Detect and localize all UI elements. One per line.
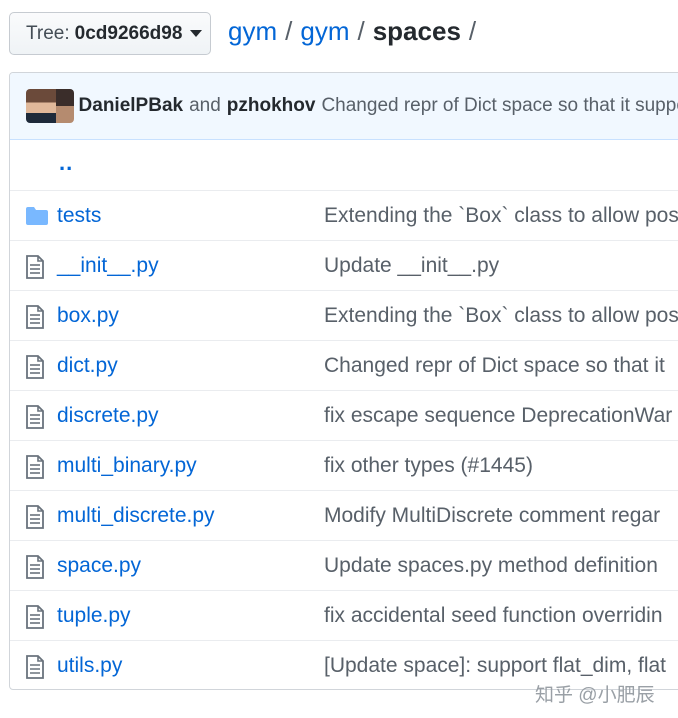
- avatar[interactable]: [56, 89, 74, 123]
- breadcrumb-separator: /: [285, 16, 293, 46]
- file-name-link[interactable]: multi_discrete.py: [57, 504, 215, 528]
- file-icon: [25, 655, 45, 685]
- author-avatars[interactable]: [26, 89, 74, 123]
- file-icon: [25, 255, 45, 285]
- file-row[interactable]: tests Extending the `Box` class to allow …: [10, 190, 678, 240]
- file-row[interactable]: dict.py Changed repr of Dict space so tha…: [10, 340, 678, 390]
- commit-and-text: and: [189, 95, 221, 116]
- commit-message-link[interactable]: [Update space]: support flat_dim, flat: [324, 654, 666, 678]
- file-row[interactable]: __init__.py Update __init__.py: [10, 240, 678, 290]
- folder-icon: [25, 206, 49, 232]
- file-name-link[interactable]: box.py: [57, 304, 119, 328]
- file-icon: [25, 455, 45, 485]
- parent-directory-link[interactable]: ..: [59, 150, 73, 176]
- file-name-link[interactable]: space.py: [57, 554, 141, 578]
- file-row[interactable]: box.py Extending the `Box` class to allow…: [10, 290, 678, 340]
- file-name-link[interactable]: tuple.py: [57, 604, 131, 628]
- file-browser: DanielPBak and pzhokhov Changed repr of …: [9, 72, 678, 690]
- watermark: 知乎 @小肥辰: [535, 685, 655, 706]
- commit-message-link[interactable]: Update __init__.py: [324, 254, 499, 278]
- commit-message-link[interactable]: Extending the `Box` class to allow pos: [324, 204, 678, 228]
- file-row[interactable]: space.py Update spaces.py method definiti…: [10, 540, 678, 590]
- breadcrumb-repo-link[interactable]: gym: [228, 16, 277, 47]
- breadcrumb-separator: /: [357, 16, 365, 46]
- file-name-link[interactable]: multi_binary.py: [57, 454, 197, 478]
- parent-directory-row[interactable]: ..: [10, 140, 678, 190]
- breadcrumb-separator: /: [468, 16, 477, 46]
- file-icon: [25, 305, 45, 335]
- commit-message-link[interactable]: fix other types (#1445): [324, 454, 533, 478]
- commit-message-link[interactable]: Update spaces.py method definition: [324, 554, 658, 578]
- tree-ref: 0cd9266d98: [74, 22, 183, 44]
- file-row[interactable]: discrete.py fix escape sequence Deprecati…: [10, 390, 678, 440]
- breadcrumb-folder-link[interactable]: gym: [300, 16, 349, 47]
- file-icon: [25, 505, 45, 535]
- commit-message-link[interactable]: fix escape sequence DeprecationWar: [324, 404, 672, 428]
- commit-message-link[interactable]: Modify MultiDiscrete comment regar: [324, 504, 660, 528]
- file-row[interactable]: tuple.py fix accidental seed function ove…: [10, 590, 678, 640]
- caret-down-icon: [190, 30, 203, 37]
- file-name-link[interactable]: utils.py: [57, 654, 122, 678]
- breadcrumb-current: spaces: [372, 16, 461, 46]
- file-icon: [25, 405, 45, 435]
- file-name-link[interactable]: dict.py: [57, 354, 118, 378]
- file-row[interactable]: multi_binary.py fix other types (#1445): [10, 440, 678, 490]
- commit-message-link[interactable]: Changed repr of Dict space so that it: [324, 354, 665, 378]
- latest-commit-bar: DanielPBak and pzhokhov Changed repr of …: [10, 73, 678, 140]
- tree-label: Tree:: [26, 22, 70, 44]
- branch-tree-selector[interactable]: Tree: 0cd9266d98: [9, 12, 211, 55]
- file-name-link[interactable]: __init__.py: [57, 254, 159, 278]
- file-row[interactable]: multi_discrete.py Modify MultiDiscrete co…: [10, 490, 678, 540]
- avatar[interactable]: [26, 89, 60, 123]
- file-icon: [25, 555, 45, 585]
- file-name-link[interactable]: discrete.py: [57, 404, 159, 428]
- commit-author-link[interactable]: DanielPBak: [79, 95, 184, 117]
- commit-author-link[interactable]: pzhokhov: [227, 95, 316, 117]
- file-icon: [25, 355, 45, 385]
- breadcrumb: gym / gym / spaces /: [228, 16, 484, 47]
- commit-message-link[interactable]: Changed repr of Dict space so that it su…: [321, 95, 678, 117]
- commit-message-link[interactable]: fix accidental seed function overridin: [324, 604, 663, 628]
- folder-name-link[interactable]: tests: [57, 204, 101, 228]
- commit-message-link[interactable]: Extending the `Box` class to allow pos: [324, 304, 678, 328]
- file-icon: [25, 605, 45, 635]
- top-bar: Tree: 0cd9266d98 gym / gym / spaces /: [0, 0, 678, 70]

--

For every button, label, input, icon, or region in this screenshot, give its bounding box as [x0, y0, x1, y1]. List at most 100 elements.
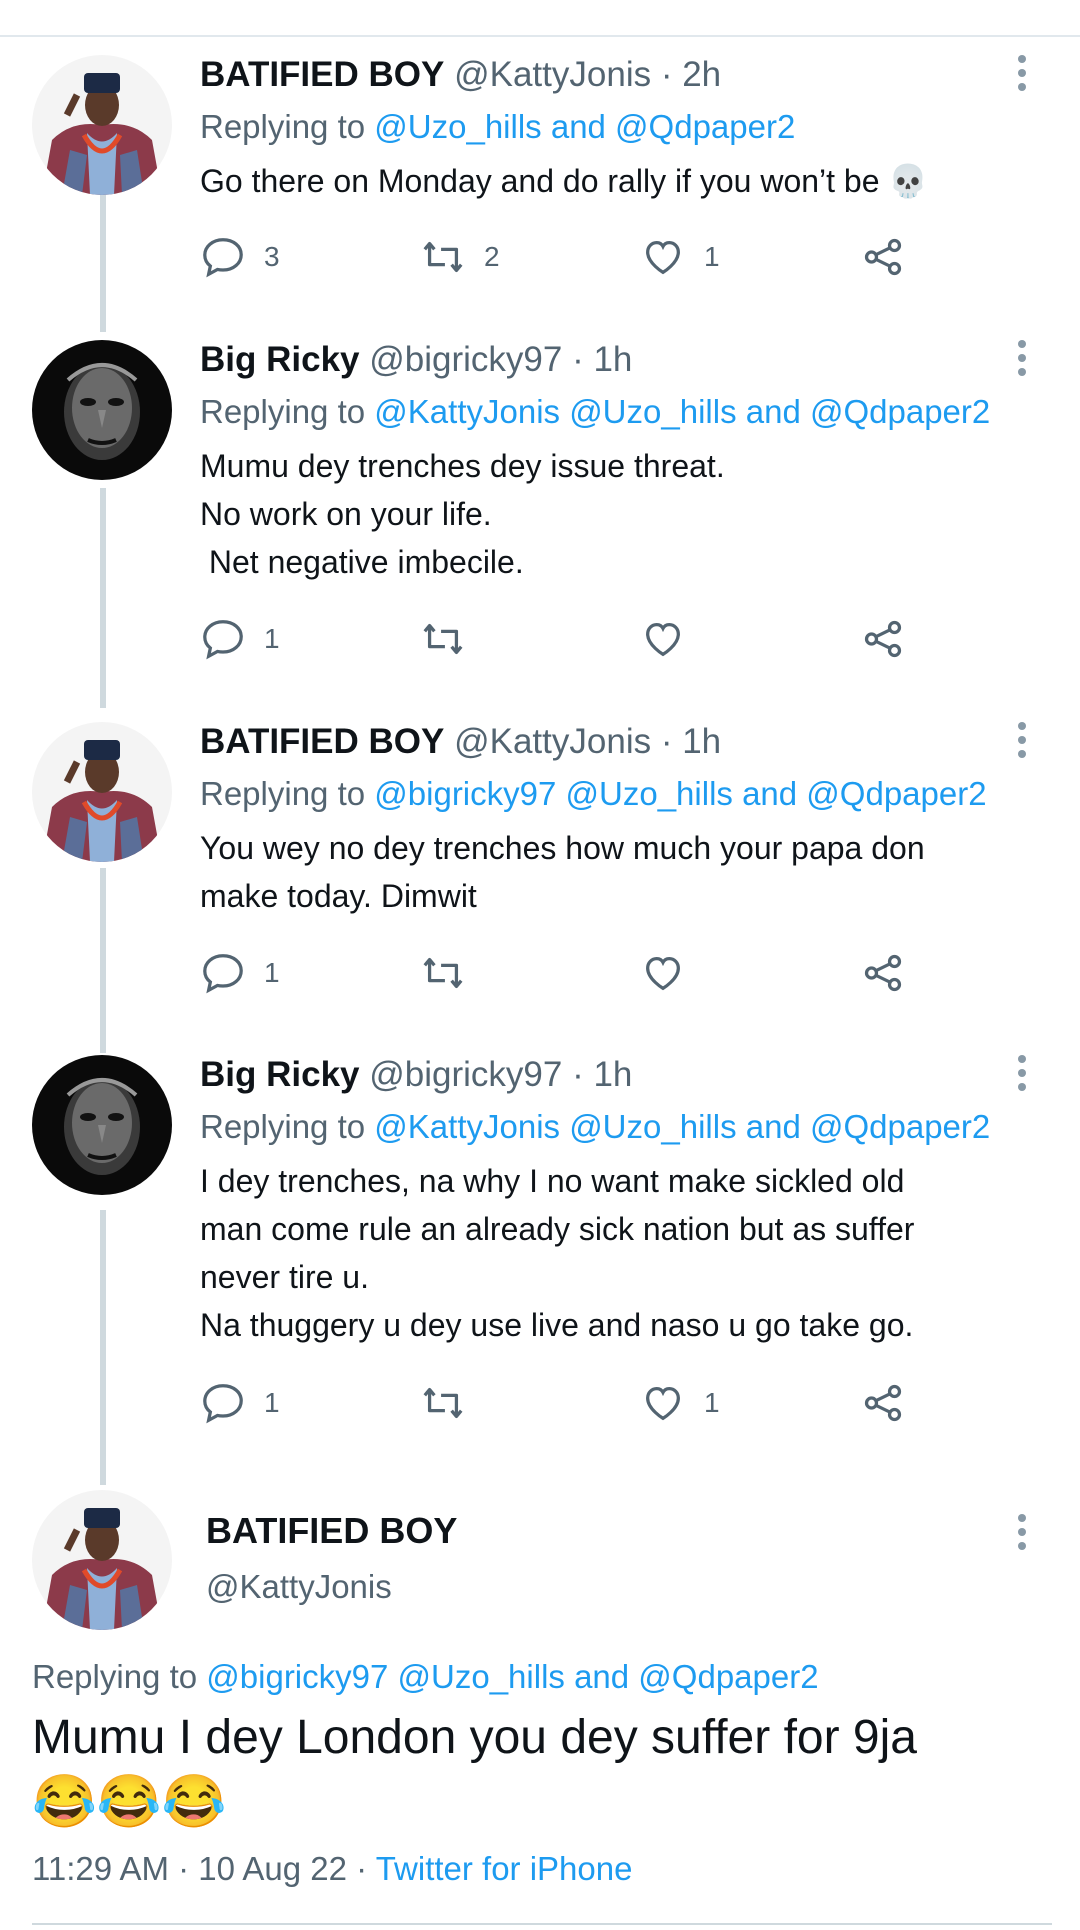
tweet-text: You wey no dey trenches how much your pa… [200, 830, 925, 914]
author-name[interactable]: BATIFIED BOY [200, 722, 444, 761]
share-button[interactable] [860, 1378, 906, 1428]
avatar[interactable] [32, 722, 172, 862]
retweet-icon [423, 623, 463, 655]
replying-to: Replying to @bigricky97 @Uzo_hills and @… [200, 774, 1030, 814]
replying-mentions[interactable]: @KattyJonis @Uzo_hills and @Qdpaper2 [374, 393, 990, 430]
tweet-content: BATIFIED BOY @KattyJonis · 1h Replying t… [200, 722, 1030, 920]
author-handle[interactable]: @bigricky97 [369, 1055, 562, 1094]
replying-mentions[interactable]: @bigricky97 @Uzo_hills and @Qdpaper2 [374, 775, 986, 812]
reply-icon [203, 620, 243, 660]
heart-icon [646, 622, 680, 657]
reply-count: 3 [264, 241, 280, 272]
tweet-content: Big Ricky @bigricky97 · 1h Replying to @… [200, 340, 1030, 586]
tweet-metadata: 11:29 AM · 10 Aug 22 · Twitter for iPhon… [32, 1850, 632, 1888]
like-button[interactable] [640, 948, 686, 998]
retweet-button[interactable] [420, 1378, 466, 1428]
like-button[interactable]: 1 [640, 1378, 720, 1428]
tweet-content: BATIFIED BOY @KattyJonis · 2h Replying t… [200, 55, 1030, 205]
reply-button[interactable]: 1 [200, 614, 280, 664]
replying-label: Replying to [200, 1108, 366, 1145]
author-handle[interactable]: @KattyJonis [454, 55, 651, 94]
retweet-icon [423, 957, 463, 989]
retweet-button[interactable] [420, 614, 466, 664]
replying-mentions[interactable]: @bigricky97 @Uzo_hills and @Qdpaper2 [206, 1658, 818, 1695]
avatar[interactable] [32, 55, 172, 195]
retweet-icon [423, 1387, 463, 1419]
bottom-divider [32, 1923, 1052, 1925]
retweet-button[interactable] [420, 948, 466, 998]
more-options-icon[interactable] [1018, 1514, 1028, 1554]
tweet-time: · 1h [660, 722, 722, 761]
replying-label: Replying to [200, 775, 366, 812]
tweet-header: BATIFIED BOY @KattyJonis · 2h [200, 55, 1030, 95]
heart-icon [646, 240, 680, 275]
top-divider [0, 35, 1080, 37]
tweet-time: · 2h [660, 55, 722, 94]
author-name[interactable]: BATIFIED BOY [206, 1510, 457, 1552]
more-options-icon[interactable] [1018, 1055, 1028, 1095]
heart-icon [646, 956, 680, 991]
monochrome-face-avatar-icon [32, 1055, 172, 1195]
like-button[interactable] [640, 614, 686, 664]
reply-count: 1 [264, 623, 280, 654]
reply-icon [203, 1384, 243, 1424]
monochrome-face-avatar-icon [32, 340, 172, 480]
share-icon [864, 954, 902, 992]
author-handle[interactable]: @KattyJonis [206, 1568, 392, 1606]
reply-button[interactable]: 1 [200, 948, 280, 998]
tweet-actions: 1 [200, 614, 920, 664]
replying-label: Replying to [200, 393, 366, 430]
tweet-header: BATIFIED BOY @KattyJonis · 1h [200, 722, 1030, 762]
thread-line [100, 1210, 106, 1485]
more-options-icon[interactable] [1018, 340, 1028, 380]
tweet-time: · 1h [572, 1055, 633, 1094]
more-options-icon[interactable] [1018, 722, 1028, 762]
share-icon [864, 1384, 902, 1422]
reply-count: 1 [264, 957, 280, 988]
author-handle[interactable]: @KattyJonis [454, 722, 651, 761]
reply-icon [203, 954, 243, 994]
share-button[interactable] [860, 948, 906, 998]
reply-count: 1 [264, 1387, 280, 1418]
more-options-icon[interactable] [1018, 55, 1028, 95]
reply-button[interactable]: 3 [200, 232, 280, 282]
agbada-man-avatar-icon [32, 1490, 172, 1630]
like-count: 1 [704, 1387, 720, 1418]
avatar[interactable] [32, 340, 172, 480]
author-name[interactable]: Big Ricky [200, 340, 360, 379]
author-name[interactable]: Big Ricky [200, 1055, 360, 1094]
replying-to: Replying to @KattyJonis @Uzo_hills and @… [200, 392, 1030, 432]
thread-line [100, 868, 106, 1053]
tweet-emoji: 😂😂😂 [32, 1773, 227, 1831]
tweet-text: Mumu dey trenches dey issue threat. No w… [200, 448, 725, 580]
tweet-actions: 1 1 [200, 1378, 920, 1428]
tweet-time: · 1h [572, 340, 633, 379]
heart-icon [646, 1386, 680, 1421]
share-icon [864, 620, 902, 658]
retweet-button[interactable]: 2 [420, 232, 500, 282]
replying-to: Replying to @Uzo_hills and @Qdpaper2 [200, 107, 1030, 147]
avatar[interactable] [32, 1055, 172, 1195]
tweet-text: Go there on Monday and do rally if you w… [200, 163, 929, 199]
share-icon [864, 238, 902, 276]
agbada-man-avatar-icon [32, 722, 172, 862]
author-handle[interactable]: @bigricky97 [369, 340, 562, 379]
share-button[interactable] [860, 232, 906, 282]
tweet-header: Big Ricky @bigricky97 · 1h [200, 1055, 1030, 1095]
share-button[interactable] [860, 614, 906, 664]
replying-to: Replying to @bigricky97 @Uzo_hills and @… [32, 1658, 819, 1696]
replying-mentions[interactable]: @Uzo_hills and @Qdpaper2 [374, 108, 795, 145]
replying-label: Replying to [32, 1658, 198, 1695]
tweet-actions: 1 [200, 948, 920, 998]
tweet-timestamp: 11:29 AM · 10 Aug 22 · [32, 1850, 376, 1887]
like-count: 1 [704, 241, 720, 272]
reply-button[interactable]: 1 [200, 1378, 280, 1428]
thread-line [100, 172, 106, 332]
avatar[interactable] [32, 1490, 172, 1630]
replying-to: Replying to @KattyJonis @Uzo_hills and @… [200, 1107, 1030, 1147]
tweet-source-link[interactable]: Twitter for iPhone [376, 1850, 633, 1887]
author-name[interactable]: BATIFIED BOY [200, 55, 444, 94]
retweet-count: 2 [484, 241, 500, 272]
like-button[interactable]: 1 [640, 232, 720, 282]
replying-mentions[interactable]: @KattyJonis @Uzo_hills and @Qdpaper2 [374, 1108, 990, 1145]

- AIM OF THE TASK: Report every line above that contains the string "separator", matching case exactly.

- THE RESULT:
- breadcrumb-separator: /: [285, 16, 293, 46]
- breadcrumb-separator: /: [357, 16, 365, 46]
- breadcrumb-separator: /: [468, 16, 477, 46]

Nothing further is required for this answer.